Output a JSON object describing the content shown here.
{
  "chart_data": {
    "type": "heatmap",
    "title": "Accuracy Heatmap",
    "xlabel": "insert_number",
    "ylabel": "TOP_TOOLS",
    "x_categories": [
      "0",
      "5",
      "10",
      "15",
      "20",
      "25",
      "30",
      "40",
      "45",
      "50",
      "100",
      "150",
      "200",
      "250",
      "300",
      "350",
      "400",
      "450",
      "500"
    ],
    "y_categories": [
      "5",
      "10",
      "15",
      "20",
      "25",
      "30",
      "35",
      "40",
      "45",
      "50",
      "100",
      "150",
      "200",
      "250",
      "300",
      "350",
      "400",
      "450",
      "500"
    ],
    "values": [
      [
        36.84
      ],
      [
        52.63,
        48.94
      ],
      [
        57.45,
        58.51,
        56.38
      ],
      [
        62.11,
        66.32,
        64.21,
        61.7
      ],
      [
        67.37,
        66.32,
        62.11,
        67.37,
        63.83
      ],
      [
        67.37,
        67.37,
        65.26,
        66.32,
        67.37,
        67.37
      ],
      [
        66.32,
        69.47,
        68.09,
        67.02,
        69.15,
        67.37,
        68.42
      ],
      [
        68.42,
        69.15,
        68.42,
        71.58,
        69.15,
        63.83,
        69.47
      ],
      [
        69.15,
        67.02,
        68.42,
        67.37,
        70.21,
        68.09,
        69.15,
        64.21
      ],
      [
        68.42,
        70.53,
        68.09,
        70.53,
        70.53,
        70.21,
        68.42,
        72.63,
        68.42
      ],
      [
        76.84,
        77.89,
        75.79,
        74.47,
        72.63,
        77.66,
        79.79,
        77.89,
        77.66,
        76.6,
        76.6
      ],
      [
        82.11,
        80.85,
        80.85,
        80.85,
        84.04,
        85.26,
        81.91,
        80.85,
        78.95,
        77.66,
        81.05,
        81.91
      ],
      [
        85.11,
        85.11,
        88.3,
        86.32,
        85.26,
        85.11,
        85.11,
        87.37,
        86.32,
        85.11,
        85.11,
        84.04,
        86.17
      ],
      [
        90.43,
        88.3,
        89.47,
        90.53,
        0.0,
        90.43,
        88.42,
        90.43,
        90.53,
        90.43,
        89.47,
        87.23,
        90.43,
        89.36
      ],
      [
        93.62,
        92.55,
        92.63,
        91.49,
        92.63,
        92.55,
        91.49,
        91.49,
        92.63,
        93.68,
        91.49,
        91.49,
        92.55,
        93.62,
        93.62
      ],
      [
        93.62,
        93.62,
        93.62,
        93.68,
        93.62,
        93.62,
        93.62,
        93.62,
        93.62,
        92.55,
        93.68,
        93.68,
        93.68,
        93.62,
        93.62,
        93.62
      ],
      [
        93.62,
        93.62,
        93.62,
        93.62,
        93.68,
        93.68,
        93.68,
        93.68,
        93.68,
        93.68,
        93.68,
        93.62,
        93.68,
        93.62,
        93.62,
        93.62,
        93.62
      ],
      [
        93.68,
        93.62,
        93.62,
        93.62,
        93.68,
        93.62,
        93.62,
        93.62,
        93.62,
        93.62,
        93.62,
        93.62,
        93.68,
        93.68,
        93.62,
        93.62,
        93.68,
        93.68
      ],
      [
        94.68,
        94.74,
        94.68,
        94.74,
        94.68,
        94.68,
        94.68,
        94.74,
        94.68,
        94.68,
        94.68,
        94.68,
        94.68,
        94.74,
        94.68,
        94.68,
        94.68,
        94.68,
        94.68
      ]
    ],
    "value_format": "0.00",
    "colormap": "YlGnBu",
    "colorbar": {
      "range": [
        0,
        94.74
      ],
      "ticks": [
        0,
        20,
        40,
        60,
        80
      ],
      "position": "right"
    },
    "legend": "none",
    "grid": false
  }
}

========================================

**SHORT TASK**
Repeat all of the entries exactly.

**TASK SOLUTION**
Output a JSON object describing the content shown here.
{
  "chart_data": {
    "type": "heatmap",
    "title": "Accuracy Heatmap",
    "xlabel": "insert_number",
    "ylabel": "TOP_TOOLS",
    "x_categories": [
      "0",
      "5",
      "10",
      "15",
      "20",
      "25",
      "30",
      "40",
      "45",
      "50",
      "100",
      "150",
      "200",
      "250",
      "300",
      "350",
      "400",
      "450",
      "500"
    ],
    "y_categories": [
      "5",
      "10",
      "15",
      "20",
      "25",
      "30",
      "35",
      "40",
      "45",
      "50",
      "100",
      "150",
      "200",
      "250",
      "300",
      "350",
      "400",
      "450",
      "500"
    ],
    "values": [
      [
        36.84
      ],
      [
        52.63,
        48.94
      ],
      [
        57.45,
        58.51,
        56.38
      ],
      [
        62.11,
        66.32,
        64.21,
        61.7
      ],
      [
        67.37,
        66.32,
        62.11,
        67.37,
        63.83
      ],
      [
        67.37,
        67.37,
        65.26,
        66.32,
        67.37,
        67.37
      ],
      [
        66.32,
        69.47,
        68.09,
        67.02,
        69.15,
        67.37,
        68.42
      ],
      [
        68.42,
        69.15,
        68.42,
        71.58,
        69.15,
        63.83,
        69.47
      ],
      [
        69.15,
        67.02,
        68.42,
        67.37,
        70.21,
        68.09,
        69.15,
        64.21
      ],
      [
        68.42,
        70.53,
        68.09,
        70.53,
        70.53,
        70.21,
        68.42,
        72.63,
        68.42
      ],
      [
        76.84,
        77.89,
        75.79,
        74.47,
        72.63,
        77.66,
        79.79,
        77.89,
        77.66,
        76.6,
        76.6
      ],
      [
        82.11,
        80.85,
        80.85,
        80.85,
        84.04,
        85.26,
        81.91,
        80.85,
        78.95,
        77.66,
        81.05,
        81.91
      ],
      [
        85.11,
        85.11,
        88.3,
        86.32,
        85.26,
        85.11,
        85.11,
        87.37,
        86.32,
        85.11,
        85.11,
        84.04,
        86.17
      ],
      [
        90.43,
        88.3,
        89.47,
        90.53,
        0.0,
        90.43,
        88.42,
        90.43,
        90.53,
        90.43,
        89.47,
        87.23,
        90.43,
        89.36
      ],
      [
        93.62,
        92.55,
        92.63,
        91.49,
        92.63,
        92.55,
        91.49,
        91.49,
        92.63,
        93.68,
        91.49,
        91.49,
        92.55,
        93.62,
        93.62
      ],
      [
        93.62,
        93.62,
        93.62,
        93.68,
        93.62,
        93.62,
        93.62,
        93.62,
        93.62,
        92.55,
        93.68,
        93.68,
        93.68,
        93.62,
        93.62,
        93.62
      ],
      [
        93.62,
        93.62,
        93.62,
        93.62,
        93.68,
        93.68,
        93.68,
        93.68,
        93.68,
        93.68,
        93.68,
        93.62,
        93.68,
        93.62,
        93.62,
        93.62,
        93.62
      ],
      [
        93.68,
        93.62,
        93.62,
        93.62,
        93.68,
        93.62,
        93.62,
        93.62,
        93.62,
        93.62,
        93.62,
        93.62,
        93.68,
        93.68,
        93.62,
        93.62,
        93.68,
        93.68
      ],
      [
        94.68,
        94.74,
        94.68,
        94.74,
        94.68,
        94.68,
        94.68,
        94.74,
        94.68,
        94.68,
        94.68,
        94.68,
        94.68,
        94.74,
        94.68,
        94.68,
        94.68,
        94.68,
        94.68
      ]
    ],
    "value_format": "0.00",
    "colormap": "YlGnBu",
    "colorbar": {
      "range": [
        0,
        94.74
      ],
      "ticks": [
        0,
        20,
        40,
        60,
        80
      ],
      "position": "right"
    },
    "legend": "none",
    "grid": false
  }
}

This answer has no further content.